## begin THE INPUT

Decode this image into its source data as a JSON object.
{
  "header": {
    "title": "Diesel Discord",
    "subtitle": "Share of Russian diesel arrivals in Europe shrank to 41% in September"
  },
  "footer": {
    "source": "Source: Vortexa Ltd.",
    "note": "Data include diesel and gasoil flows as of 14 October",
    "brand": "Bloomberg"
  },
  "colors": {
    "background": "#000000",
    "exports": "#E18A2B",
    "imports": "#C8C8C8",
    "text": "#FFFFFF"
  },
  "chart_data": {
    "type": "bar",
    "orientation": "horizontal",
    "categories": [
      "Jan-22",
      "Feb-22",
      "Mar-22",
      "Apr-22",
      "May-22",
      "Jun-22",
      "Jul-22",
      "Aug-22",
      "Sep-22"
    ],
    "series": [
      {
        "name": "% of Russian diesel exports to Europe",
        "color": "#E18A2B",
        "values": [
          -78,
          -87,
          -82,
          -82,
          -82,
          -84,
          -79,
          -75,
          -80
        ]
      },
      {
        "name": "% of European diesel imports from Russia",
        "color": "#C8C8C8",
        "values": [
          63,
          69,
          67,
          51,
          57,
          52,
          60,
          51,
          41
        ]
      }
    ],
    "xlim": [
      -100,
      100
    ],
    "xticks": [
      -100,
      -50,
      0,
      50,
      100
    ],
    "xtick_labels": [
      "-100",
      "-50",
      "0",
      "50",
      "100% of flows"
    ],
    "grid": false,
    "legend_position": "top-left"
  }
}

## end THE INPUT

TASK DETAILS:
Return every line above in which the string "source" occurs.

SOLVED PROBLEM:
Decode this image into its source data as a JSON object.
    "source": "Source: Vortexa Ltd.",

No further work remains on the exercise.